Review the listing and copy each line that holds the word "deus".

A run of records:
==================================================

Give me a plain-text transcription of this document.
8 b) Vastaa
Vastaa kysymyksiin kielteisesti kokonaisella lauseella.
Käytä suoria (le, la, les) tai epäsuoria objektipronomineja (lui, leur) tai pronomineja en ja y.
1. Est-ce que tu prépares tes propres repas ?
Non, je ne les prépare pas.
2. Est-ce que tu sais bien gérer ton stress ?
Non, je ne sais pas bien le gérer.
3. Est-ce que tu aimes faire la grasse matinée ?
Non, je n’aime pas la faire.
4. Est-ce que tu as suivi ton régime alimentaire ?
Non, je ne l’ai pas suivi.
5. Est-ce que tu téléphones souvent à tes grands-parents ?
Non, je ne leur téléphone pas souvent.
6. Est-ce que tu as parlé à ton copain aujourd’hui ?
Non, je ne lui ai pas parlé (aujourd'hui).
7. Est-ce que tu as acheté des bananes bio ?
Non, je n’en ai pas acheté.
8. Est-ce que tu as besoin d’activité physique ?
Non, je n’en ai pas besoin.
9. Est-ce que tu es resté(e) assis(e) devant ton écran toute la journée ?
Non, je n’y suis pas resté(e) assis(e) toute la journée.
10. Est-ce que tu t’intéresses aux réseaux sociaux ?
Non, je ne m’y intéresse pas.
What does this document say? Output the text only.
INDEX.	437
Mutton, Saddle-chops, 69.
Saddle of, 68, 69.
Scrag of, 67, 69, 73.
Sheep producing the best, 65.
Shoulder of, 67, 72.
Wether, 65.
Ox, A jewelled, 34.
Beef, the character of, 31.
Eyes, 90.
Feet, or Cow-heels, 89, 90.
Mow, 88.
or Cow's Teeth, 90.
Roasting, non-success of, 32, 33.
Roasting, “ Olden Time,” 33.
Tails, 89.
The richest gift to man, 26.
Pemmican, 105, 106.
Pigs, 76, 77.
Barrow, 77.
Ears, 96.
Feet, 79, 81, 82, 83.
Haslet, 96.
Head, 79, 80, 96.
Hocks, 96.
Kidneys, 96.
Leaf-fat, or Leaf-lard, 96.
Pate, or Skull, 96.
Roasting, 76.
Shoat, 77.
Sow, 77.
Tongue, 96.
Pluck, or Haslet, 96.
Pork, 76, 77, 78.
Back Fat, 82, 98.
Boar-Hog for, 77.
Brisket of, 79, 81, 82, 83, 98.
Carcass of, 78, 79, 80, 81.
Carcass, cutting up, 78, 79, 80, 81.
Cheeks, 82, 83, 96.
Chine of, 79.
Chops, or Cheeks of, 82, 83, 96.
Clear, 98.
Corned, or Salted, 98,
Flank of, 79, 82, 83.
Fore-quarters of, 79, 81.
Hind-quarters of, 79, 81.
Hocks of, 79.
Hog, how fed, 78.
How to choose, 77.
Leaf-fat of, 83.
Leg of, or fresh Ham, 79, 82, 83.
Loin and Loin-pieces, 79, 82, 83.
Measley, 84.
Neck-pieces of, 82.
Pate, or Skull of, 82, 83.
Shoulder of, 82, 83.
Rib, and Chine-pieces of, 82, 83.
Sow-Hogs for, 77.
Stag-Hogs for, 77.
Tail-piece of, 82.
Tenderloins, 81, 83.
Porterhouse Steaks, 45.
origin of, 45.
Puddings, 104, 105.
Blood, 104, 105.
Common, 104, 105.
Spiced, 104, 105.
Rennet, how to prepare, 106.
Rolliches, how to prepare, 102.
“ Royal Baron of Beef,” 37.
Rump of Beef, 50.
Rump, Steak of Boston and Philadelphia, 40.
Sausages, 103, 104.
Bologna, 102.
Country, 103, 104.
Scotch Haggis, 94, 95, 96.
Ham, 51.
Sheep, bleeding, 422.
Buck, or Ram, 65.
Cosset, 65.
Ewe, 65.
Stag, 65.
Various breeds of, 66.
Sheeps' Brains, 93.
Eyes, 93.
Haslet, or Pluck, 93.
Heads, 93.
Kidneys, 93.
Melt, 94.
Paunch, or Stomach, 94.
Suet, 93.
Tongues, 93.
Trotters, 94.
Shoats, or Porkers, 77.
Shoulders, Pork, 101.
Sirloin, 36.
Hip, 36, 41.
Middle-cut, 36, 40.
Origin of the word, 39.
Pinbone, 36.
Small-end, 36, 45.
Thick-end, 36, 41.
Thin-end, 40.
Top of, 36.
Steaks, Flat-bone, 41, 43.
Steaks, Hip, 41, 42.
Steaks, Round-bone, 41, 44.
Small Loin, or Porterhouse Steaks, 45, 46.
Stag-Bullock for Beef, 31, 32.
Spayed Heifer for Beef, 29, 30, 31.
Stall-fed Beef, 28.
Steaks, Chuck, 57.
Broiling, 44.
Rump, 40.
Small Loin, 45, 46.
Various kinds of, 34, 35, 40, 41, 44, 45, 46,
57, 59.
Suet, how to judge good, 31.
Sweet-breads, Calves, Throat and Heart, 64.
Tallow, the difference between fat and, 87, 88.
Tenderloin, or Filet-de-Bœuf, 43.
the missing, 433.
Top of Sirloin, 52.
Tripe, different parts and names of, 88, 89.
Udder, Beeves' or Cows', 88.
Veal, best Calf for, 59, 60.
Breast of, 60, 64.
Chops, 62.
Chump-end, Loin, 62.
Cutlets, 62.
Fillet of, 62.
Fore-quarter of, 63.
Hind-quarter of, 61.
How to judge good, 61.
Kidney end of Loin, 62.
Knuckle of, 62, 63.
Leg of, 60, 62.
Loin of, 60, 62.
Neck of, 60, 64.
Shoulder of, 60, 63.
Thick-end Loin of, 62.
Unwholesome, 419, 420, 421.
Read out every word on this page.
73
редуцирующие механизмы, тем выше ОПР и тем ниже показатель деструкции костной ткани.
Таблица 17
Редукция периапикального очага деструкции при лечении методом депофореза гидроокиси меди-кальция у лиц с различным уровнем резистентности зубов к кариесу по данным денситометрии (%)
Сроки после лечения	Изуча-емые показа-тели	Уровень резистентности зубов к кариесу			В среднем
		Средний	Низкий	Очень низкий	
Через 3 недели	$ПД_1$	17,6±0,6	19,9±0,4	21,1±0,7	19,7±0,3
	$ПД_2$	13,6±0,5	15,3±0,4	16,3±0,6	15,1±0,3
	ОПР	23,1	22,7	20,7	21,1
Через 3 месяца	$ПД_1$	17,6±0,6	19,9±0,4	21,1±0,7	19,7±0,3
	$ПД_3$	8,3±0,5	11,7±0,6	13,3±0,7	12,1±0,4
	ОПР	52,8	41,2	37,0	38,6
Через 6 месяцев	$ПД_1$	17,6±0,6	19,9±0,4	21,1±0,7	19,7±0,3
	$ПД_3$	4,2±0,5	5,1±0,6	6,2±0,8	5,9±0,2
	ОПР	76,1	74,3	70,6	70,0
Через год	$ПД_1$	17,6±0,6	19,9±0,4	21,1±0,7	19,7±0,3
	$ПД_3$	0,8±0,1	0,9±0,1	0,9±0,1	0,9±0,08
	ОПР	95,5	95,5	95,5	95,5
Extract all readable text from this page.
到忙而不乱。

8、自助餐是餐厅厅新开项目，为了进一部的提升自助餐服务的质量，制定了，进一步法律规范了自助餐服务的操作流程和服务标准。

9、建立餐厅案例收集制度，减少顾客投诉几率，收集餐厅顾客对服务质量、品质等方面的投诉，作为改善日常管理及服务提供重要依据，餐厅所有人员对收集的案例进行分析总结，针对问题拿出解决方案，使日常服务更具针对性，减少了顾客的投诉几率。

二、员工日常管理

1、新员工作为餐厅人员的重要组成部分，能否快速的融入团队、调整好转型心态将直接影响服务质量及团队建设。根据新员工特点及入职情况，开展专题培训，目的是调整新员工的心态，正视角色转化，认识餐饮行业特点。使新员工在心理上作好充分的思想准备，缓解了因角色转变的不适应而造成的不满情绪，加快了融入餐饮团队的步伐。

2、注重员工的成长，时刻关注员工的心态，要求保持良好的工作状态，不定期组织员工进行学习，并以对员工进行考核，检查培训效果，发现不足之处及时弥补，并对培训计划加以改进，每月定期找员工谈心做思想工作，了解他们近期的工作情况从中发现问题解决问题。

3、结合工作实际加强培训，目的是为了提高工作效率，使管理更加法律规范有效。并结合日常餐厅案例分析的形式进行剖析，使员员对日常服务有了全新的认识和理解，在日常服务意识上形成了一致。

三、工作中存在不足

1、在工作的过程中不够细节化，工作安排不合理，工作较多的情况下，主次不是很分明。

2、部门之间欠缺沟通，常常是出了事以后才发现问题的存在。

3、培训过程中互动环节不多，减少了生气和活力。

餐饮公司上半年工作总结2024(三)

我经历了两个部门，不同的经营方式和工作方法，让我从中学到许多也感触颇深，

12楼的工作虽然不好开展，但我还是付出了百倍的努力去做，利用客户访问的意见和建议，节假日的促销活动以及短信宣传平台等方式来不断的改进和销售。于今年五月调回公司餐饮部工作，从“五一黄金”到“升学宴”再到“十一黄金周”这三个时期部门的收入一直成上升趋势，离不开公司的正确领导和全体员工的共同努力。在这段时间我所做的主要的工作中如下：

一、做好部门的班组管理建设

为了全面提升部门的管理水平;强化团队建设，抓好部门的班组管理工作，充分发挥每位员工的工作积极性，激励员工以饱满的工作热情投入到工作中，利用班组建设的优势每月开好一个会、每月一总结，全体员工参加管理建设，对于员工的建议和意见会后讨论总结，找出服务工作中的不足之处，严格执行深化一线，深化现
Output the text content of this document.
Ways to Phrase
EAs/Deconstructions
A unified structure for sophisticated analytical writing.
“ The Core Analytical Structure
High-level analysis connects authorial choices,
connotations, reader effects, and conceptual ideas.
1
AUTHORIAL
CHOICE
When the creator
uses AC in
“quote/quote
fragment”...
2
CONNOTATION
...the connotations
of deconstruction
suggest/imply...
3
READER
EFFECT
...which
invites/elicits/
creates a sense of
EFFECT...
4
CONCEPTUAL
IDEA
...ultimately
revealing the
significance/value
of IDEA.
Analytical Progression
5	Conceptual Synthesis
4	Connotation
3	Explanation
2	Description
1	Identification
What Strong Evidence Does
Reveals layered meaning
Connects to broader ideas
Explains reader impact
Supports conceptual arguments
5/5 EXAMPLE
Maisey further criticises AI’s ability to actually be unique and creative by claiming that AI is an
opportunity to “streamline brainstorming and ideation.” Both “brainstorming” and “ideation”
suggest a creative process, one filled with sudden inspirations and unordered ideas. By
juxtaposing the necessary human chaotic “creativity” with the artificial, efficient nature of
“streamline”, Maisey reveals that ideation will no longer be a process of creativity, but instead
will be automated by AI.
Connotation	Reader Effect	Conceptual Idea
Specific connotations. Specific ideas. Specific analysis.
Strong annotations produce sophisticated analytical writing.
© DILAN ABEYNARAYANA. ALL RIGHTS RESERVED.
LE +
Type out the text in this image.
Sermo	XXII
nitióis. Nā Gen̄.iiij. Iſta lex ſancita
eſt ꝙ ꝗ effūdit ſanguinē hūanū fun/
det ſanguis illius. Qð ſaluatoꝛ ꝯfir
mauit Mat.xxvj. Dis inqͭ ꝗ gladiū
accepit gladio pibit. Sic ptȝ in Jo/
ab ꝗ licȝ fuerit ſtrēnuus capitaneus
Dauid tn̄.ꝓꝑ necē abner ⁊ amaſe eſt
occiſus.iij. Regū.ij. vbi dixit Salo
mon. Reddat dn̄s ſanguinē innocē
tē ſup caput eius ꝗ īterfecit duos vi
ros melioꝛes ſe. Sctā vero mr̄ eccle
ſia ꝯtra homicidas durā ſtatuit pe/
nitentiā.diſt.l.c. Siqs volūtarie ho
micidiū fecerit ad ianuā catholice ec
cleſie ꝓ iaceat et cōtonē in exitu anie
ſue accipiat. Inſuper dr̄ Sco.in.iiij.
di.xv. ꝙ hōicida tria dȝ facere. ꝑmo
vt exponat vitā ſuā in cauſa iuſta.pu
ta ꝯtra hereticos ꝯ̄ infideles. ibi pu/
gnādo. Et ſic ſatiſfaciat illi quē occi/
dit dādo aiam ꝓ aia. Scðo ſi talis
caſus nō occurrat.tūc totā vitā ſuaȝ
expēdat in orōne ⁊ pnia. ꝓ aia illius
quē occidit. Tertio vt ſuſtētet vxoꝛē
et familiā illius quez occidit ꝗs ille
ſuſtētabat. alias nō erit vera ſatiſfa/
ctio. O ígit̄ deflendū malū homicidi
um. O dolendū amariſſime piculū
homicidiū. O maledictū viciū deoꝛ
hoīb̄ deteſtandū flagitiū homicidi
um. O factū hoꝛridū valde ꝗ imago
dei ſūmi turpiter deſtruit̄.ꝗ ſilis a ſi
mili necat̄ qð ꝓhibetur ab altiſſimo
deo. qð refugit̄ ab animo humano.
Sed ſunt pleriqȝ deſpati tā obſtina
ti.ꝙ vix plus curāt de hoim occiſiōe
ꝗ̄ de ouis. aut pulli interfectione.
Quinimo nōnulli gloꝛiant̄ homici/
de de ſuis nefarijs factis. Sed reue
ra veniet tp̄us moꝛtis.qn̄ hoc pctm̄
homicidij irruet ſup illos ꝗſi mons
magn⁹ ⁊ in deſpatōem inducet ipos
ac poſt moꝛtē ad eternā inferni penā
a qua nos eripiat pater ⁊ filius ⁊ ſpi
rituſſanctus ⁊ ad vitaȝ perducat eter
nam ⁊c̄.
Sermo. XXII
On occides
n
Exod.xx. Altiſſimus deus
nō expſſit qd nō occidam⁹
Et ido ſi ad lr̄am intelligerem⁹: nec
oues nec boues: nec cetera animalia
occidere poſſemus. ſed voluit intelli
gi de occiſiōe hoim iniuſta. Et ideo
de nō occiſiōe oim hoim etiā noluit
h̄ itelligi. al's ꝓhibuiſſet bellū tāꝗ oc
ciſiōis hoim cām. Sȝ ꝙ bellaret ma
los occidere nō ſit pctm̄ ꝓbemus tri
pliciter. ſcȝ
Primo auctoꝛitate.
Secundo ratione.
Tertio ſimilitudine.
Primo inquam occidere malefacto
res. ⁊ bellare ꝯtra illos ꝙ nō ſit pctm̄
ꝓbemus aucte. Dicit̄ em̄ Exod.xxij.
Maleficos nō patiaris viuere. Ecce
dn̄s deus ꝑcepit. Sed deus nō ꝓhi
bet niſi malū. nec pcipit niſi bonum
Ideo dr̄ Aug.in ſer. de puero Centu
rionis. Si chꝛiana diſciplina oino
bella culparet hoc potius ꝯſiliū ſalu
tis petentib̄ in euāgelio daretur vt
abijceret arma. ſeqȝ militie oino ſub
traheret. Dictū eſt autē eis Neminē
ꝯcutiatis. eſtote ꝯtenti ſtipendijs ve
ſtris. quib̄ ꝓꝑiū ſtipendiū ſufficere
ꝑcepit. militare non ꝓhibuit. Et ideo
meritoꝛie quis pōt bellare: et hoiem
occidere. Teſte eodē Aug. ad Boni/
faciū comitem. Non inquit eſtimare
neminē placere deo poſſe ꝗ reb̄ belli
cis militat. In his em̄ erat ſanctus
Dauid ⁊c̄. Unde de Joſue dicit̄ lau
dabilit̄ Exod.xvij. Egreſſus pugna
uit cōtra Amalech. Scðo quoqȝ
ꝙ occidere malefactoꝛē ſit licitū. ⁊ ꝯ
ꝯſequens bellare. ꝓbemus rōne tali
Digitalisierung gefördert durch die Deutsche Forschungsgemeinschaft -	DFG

==================================================

THE RESULT:
Exod.xx. Altiſſimus deus
dn̄s deus ꝑcepit. Sed deus nō ꝓhi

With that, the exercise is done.